::: Listed records

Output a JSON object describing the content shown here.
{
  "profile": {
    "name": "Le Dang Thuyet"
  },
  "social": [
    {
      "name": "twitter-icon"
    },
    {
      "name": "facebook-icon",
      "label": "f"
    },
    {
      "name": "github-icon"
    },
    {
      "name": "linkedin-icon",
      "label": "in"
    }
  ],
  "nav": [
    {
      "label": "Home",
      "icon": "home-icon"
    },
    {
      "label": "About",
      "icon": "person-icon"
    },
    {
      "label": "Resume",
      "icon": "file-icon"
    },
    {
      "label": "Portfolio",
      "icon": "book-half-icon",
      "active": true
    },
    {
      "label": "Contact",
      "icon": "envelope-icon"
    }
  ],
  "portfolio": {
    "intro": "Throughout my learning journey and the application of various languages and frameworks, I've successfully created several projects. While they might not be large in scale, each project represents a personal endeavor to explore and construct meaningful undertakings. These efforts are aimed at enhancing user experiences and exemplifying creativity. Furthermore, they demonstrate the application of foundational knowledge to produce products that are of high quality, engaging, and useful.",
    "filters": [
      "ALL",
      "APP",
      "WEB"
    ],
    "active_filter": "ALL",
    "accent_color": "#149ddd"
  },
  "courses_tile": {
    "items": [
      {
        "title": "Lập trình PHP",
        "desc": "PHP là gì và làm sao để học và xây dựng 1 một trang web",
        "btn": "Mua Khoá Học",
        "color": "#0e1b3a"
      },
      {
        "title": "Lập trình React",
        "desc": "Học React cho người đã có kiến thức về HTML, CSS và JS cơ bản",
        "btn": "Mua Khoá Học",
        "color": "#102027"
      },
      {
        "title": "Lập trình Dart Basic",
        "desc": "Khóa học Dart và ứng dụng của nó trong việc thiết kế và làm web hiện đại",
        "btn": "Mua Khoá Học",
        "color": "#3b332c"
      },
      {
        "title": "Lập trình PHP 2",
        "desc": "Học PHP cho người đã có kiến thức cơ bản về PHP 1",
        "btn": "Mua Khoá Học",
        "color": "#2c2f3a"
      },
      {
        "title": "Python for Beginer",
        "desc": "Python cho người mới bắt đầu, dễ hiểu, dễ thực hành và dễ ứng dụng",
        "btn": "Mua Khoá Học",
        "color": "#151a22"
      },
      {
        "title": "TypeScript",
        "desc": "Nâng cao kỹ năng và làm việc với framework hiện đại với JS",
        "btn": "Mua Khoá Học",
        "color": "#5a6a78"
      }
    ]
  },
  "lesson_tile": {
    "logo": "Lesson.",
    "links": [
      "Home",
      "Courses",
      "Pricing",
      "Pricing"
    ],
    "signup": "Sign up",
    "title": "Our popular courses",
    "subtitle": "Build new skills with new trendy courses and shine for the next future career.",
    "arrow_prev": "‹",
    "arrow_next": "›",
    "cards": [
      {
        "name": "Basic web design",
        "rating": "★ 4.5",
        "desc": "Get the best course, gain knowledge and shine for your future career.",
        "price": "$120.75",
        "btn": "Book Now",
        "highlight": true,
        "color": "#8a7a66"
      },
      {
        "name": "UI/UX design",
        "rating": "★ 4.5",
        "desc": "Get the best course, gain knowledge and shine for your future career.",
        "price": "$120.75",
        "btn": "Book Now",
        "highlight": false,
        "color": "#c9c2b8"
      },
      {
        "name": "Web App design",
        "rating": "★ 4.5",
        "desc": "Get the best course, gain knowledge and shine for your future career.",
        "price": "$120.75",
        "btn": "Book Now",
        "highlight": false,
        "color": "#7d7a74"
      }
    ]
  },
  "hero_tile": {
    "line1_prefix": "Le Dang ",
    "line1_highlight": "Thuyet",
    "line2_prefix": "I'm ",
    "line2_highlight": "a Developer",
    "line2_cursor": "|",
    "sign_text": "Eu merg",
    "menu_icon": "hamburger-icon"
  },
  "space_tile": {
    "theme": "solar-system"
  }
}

::::::

• [Set task]
Pick out all lines from the data above in which the word "Thuyet" appears.

• [Task solution]
    "name": "Le Dang Thuyet"
    "line1_highlight": "Thuyet",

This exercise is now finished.